Instruction →
Please copy out every line of the records below with no changes.

Available data →

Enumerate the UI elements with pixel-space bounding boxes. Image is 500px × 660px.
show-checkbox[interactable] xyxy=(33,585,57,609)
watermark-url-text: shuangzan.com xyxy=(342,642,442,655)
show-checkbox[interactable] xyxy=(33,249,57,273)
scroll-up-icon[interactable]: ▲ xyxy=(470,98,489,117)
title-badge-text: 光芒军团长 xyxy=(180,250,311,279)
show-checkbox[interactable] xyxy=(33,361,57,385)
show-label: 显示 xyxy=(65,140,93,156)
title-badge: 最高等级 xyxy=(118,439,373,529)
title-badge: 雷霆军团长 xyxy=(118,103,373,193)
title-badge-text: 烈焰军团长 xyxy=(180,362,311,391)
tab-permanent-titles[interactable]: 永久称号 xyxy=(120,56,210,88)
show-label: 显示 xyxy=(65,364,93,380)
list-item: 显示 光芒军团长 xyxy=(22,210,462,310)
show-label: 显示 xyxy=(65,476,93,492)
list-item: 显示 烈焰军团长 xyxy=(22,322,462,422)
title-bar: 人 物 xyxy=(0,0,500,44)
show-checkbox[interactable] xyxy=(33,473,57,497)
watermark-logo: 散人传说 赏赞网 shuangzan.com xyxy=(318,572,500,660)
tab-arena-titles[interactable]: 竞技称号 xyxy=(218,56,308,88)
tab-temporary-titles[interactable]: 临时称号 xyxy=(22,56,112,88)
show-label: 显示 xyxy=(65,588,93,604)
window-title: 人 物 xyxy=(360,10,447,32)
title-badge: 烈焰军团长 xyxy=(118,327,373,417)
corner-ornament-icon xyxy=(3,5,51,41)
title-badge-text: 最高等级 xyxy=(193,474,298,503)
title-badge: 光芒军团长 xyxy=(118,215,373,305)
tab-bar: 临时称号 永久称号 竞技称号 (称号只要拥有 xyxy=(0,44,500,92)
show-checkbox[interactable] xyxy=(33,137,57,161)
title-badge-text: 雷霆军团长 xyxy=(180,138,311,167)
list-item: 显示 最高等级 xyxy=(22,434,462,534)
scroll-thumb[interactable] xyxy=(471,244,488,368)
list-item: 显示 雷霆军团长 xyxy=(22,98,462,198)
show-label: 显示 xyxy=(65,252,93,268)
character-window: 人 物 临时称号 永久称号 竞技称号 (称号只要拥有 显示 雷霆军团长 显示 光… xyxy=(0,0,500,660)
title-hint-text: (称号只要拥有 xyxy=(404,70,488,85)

Correct response →
Enumerate the UI elements with pixel-space bounding boxes. Image is 500px × 660px.
show-checkbox[interactable] xyxy=(33,585,57,609)
watermark-url-text: shuangzan.com xyxy=(342,642,442,655)
show-checkbox[interactable] xyxy=(33,249,57,273)
scroll-up-icon[interactable]: ▲ xyxy=(470,98,489,117)
title-badge-text: 光芒军团长 xyxy=(180,250,311,279)
show-checkbox[interactable] xyxy=(33,361,57,385)
show-label: 显示 xyxy=(65,140,93,156)
title-badge: 最高等级 xyxy=(118,439,373,529)
title-badge: 雷霆军团长 xyxy=(118,103,373,193)
title-badge-text: 烈焰军团长 xyxy=(180,362,311,391)
tab-permanent-titles[interactable]: 永久称号 xyxy=(120,56,210,88)
show-label: 显示 xyxy=(65,364,93,380)
list-item: 显示 光芒军团长 xyxy=(22,210,462,310)
show-label: 显示 xyxy=(65,476,93,492)
list-item: 显示 烈焰军团长 xyxy=(22,322,462,422)
title-bar: 人 物 xyxy=(0,0,500,44)
show-checkbox[interactable] xyxy=(33,473,57,497)
watermark-logo: 散人传说 赏赞网 shuangzan.com xyxy=(318,572,500,660)
tab-arena-titles[interactable]: 竞技称号 xyxy=(218,56,308,88)
tab-temporary-titles[interactable]: 临时称号 xyxy=(22,56,112,88)
show-label: 显示 xyxy=(65,588,93,604)
window-title: 人 物 xyxy=(360,10,447,32)
title-badge: 烈焰军团长 xyxy=(118,327,373,417)
corner-ornament-icon xyxy=(3,5,51,41)
title-badge-text: 最高等级 xyxy=(193,474,298,503)
title-badge: 光芒军团长 xyxy=(118,215,373,305)
tab-bar: 临时称号 永久称号 竞技称号 (称号只要拥有 xyxy=(0,44,500,92)
show-checkbox[interactable] xyxy=(33,137,57,161)
title-badge-text: 雷霆军团长 xyxy=(180,138,311,167)
list-item: 显示 最高等级 xyxy=(22,434,462,534)
scroll-thumb[interactable] xyxy=(471,244,488,368)
list-item: 显示 雷霆军团长 xyxy=(22,98,462,198)
show-label: 显示 xyxy=(65,252,93,268)
character-window: 人 物 临时称号 永久称号 竞技称号 (称号只要拥有 显示 雷霆军团长 显示 光… xyxy=(0,0,500,660)
title-hint-text: (称号只要拥有 xyxy=(404,70,488,85)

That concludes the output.